_Raw records_
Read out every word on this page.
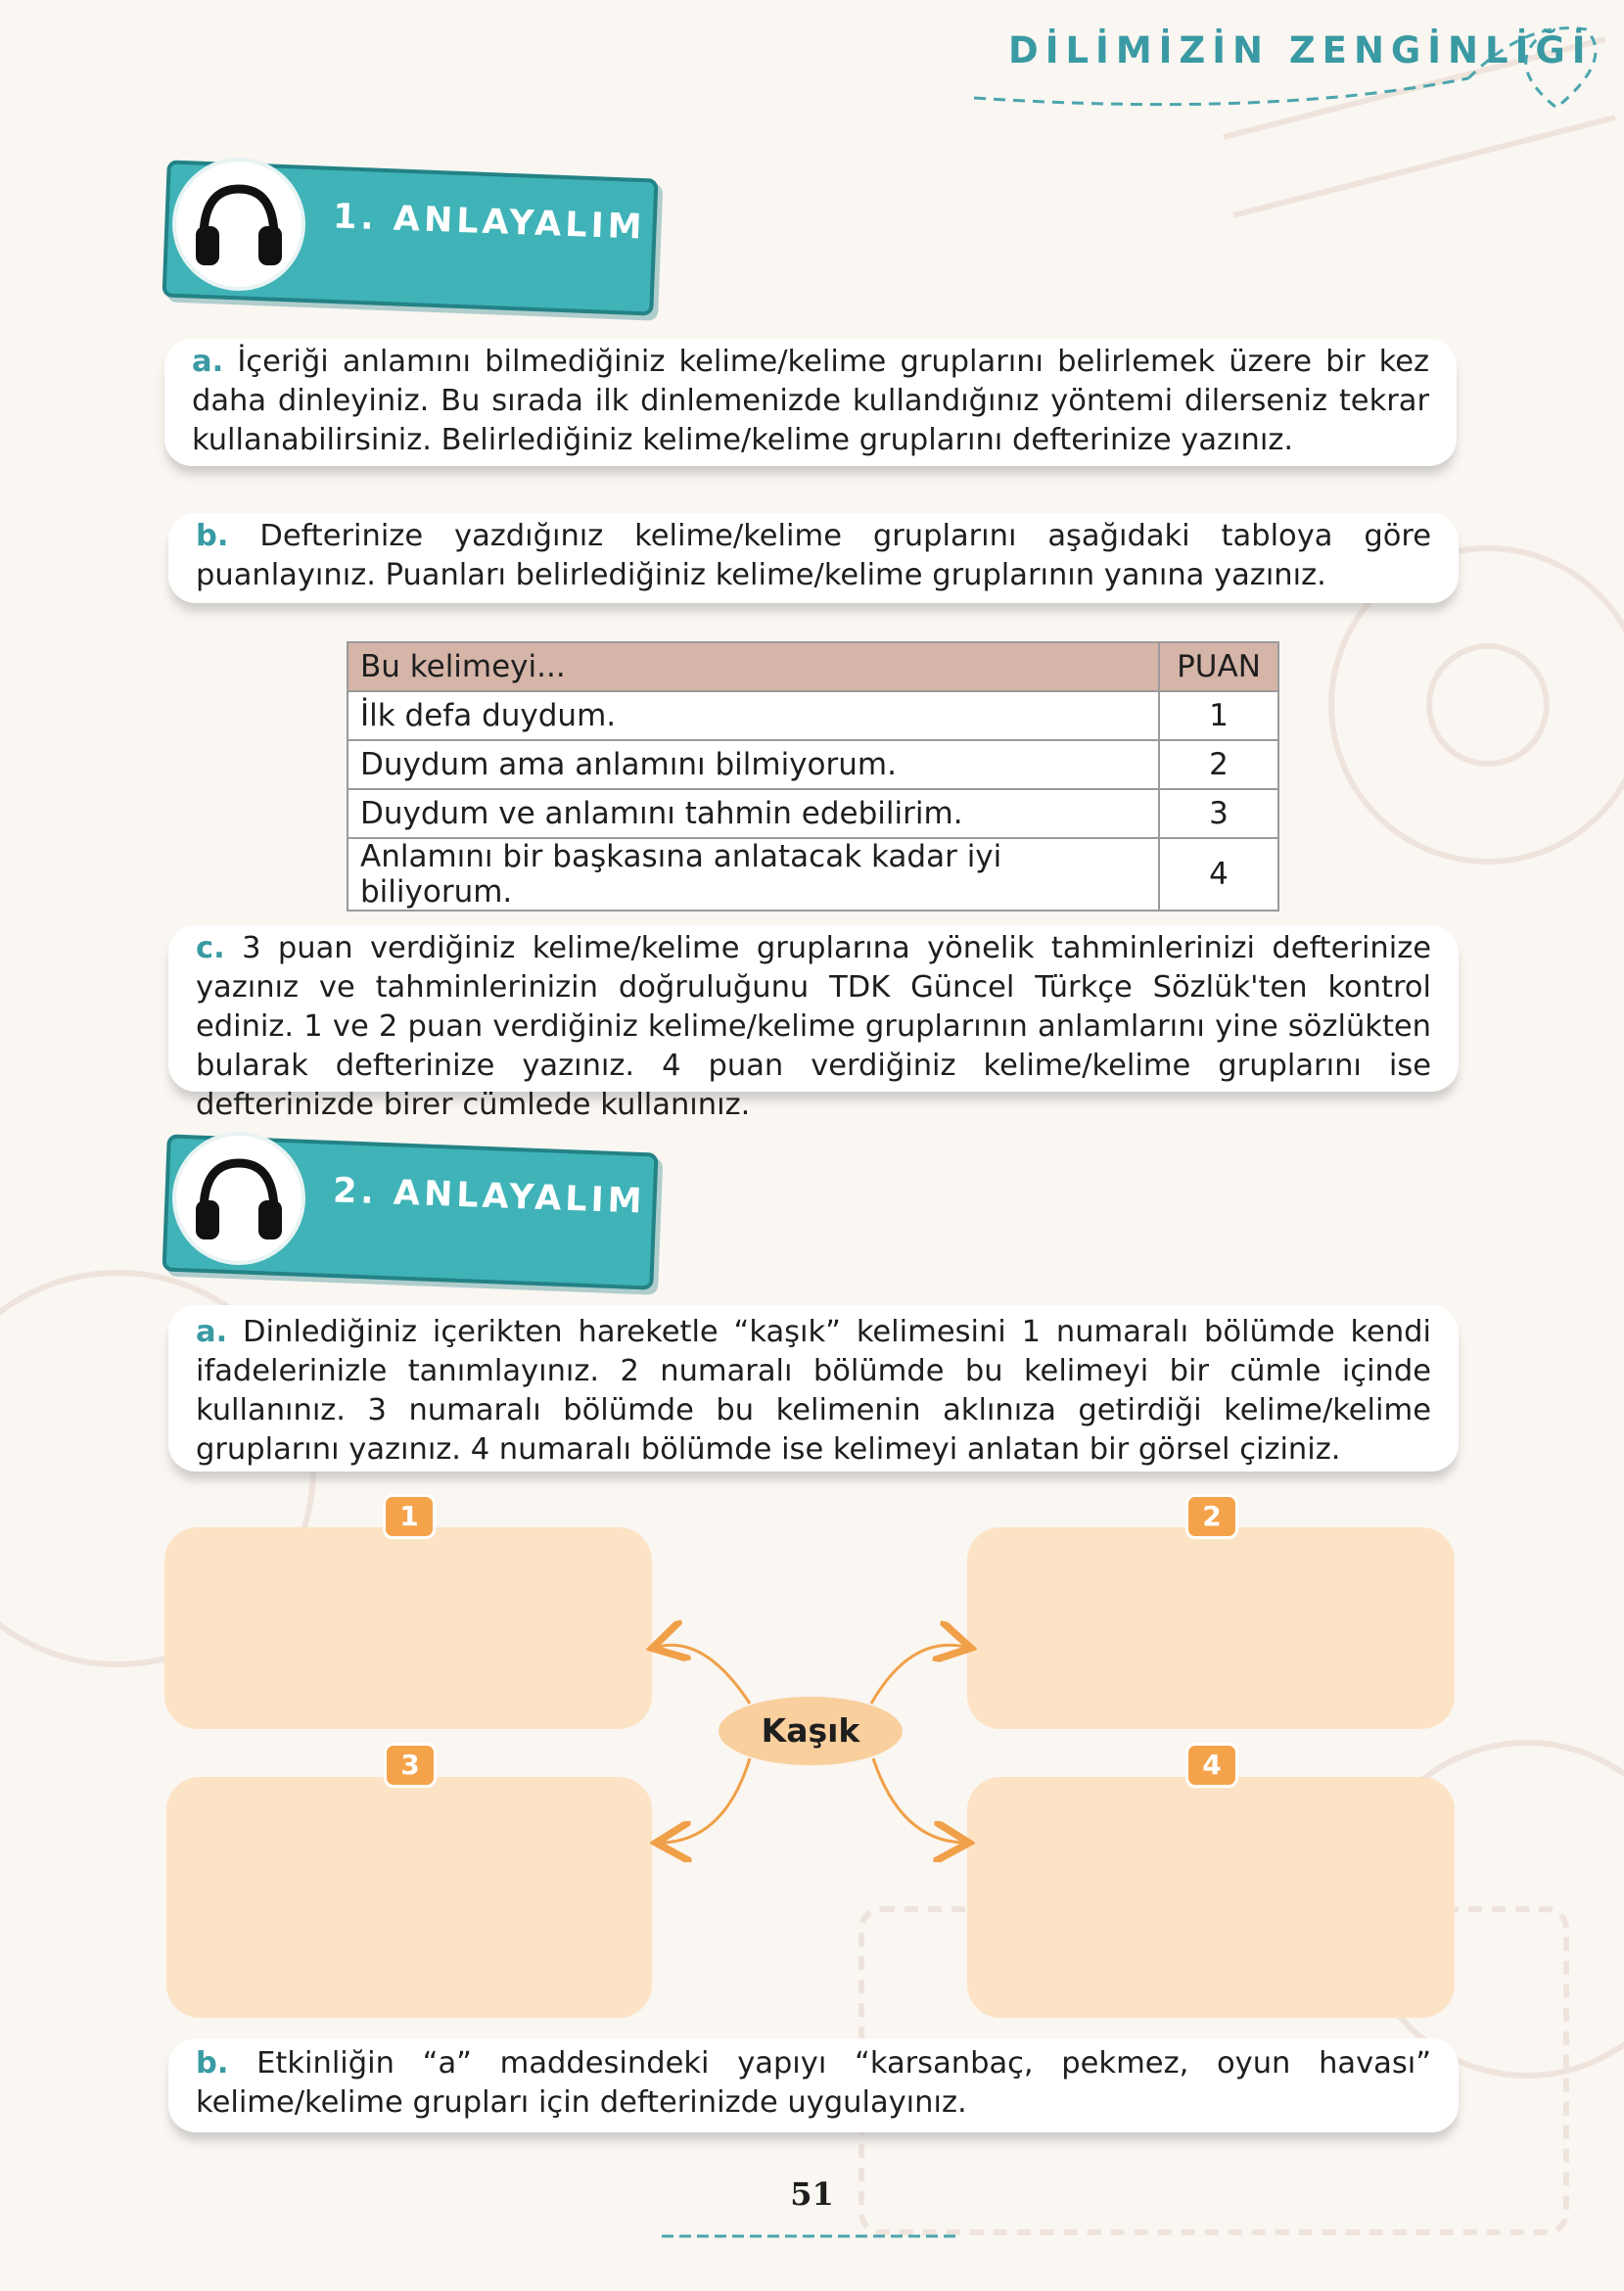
DİLİMİZİN ZENGİNLİĞİ
1. ANLAYALIM
a. İçeriği anlamını bilmediğiniz kelime/kelime gruplarını belirlemek üzere bir kez daha dinleyiniz. Bu sırada ilk dinlemenizde kullandığınız yöntemi dilerseniz tekrar kullanabilirsiniz. Belirlediğiniz kelime/kelime gruplarını defterinize yazınız.
b. Defterinize yazdığınız kelime/kelime gruplarını aşağıdaki tabloya göre puanlayınız. Puanları belirlediğiniz kelime/kelime gruplarının yanına yazınız.
Bu kelimeyi...	PUAN
İlk defa duydum.	1
Duydum ama anlamını bilmiyorum.	2
Duydum ve anlamını tahmin edebilirim.	3
Anlamını bir başkasına anlatacak kadar iyi biliyorum.	4
c. 3 puan verdiğiniz kelime/kelime gruplarına yönelik tahminlerinizi defterinize yazınız ve tahminlerinizin doğruluğunu TDK Güncel Türkçe Sözlük'ten kontrol ediniz. 1 ve 2 puan verdiğiniz kelime/kelime gruplarının anlamlarını yine sözlükten bularak defterinize yazınız. 4 puan verdiğiniz kelime/kelime gruplarını ise defterinizde birer cümlede kullanınız.
2. ANLAYALIM
a. Dinlediğiniz içerikten hareketle “kaşık” kelimesini 1 numaralı bölümde kendi ifadelerinizle tanımlayınız. 2 numaralı bölümde bu kelimeyi bir cümle içinde kullanınız. 3 numaralı bölümde bu kelimenin aklınıza getirdiği kelime/kelime gruplarını yazınız. 4 numaralı bölümde ise kelimeyi anlatan bir görsel çiziniz.
1	2
3	4
Kaşık
b. Etkinliğin “a” maddesindeki yapıyı “karsanbaç, pekmez, oyun havası” kelime/kelime grupları için defterinizde uygulayınız.
51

_What the task asks_
Write out every line above exactly as it is, leaving out the pictures.

_Correct response_
Read out every word on this page.
DİLİMİZİN ZENGİNLİĞİ
1. ANLAYALIM
a. İçeriği anlamını bilmediğiniz kelime/kelime gruplarını belirlemek üzere bir kez daha dinleyiniz. Bu sırada ilk dinlemenizde kullandığınız yöntemi dilerseniz tekrar kullanabilirsiniz. Belirlediğiniz kelime/kelime gruplarını defterinize yazınız.
b. Defterinize yazdığınız kelime/kelime gruplarını aşağıdaki tabloya göre puanlayınız. Puanları belirlediğiniz kelime/kelime gruplarının yanına yazınız.
Bu kelimeyi...	PUAN
İlk defa duydum.	1
Duydum ama anlamını bilmiyorum.	2
Duydum ve anlamını tahmin edebilirim.	3
Anlamını bir başkasına anlatacak kadar iyi biliyorum.	4
c. 3 puan verdiğiniz kelime/kelime gruplarına yönelik tahminlerinizi defterinize yazınız ve tahminlerinizin doğruluğunu TDK Güncel Türkçe Sözlük'ten kontrol ediniz. 1 ve 2 puan verdiğiniz kelime/kelime gruplarının anlamlarını yine sözlükten bularak defterinize yazınız. 4 puan verdiğiniz kelime/kelime gruplarını ise defterinizde birer cümlede kullanınız.
2. ANLAYALIM
a. Dinlediğiniz içerikten hareketle “kaşık” kelimesini 1 numaralı bölümde kendi ifadelerinizle tanımlayınız. 2 numaralı bölümde bu kelimeyi bir cümle içinde kullanınız. 3 numaralı bölümde bu kelimenin aklınıza getirdiği kelime/kelime gruplarını yazınız. 4 numaralı bölümde ise kelimeyi anlatan bir görsel çiziniz.
1	2
3	4
Kaşık
b. Etkinliğin “a” maddesindeki yapıyı “karsanbaç, pekmez, oyun havası” kelime/kelime grupları için defterinizde uygulayınız.
51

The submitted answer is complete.